» **EXERCISE BRIEF**
Copy everything in the data below exactly except the pictures.

» **LISTED ENTRIES**
^^^^^^^^^^^^^^^^

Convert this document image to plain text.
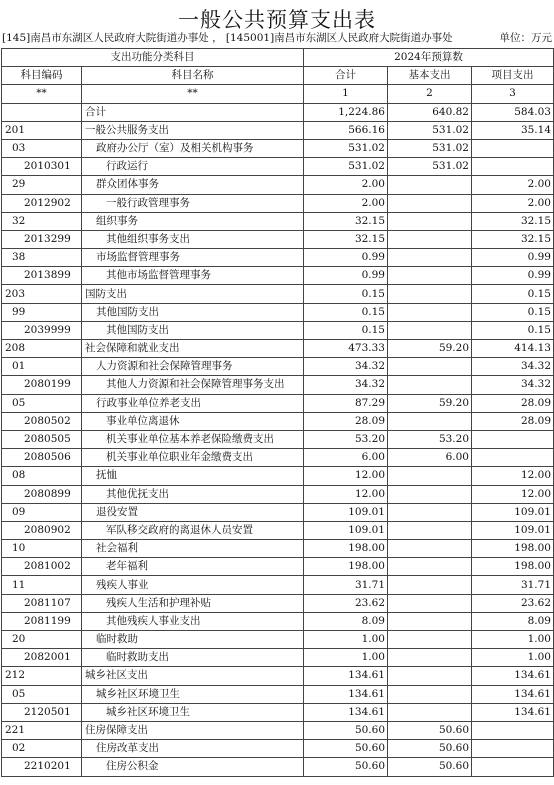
一般公共预算支出表
[145]南昌市东湖区人民政府大院街道办事处 ， [145001]南昌市东湖区人民政府大院街道办事处	单位：万元
支出功能分类科目		2024年预算数		
科目编码	科目名称	合计	基本支出	项目支出
**	**	1	2	3
	合计	1,224.86	640.82	584.03
201	一般公共服务支出	566.16	531.02	35.14
03	政府办公厅（室）及相关机构事务	531.02	531.02	
2010301	行政运行	531.02	531.02	
29	群众团体事务	2.00		2.00
2012902	一般行政管理事务	2.00		2.00
32	组织事务	32.15		32.15
2013299	其他组织事务支出	32.15		32.15
38	市场监督管理事务	0.99		0.99
2013899	其他市场监督管理事务	0.99		0.99
203	国防支出	0.15		0.15
99	其他国防支出	0.15		0.15
2039999	其他国防支出	0.15		0.15
208	社会保障和就业支出	473.33	59.20	414.13
01	人力资源和社会保障管理事务	34.32		34.32
2080199	其他人力资源和社会保障管理事务支出	34.32		34.32
05	行政事业单位养老支出	87.29	59.20	28.09
2080502	事业单位离退休	28.09		28.09
2080505	机关事业单位基本养老保险缴费支出	53.20	53.20	
2080506	机关事业单位职业年金缴费支出	6.00	6.00	
08	抚恤	12.00		12.00
2080899	其他优抚支出	12.00		12.00
09	退役安置	109.01		109.01
2080902	军队移交政府的离退休人员安置	109.01		109.01
10	社会福利	198.00		198.00
2081002	老年福利	198.00		198.00
11	残疾人事业	31.71		31.71
2081107	残疾人生活和护理补贴	23.62		23.62
2081199	其他残疾人事业支出	8.09		8.09
20	临时救助	1.00		1.00
2082001	临时救助支出	1.00		1.00
212	城乡社区支出	134.61		134.61
05	城乡社区环境卫生	134.61		134.61
2120501	城乡社区环境卫生	134.61		134.61
221	住房保障支出	50.60	50.60	
02	住房改革支出	50.60	50.60	
2210201	住房公积金	50.60	50.60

^^^^^^^^^^^^^^^^

» **RESPONSE BELOW**
Convert this document image to plain text.
一般公共预算支出表
[145]南昌市东湖区人民政府大院街道办事处 ， [145001]南昌市东湖区人民政府大院街道办事处	单位：万元
支出功能分类科目		2024年预算数		
科目编码	科目名称	合计	基本支出	项目支出
**	**	1	2	3
	合计	1,224.86	640.82	584.03
201	一般公共服务支出	566.16	531.02	35.14
03	政府办公厅（室）及相关机构事务	531.02	531.02	
2010301	行政运行	531.02	531.02	
29	群众团体事务	2.00		2.00
2012902	一般行政管理事务	2.00		2.00
32	组织事务	32.15		32.15
2013299	其他组织事务支出	32.15		32.15
38	市场监督管理事务	0.99		0.99
2013899	其他市场监督管理事务	0.99		0.99
203	国防支出	0.15		0.15
99	其他国防支出	0.15		0.15
2039999	其他国防支出	0.15		0.15
208	社会保障和就业支出	473.33	59.20	414.13
01	人力资源和社会保障管理事务	34.32		34.32
2080199	其他人力资源和社会保障管理事务支出	34.32		34.32
05	行政事业单位养老支出	87.29	59.20	28.09
2080502	事业单位离退休	28.09		28.09
2080505	机关事业单位基本养老保险缴费支出	53.20	53.20	
2080506	机关事业单位职业年金缴费支出	6.00	6.00	
08	抚恤	12.00		12.00
2080899	其他优抚支出	12.00		12.00
09	退役安置	109.01		109.01
2080902	军队移交政府的离退休人员安置	109.01		109.01
10	社会福利	198.00		198.00
2081002	老年福利	198.00		198.00
11	残疾人事业	31.71		31.71
2081107	残疾人生活和护理补贴	23.62		23.62
2081199	其他残疾人事业支出	8.09		8.09
20	临时救助	1.00		1.00
2082001	临时救助支出	1.00		1.00
212	城乡社区支出	134.61		134.61
05	城乡社区环境卫生	134.61		134.61
2120501	城乡社区环境卫生	134.61		134.61
221	住房保障支出	50.60	50.60	
02	住房改革支出	50.60	50.60	
2210201	住房公积金	50.60	50.60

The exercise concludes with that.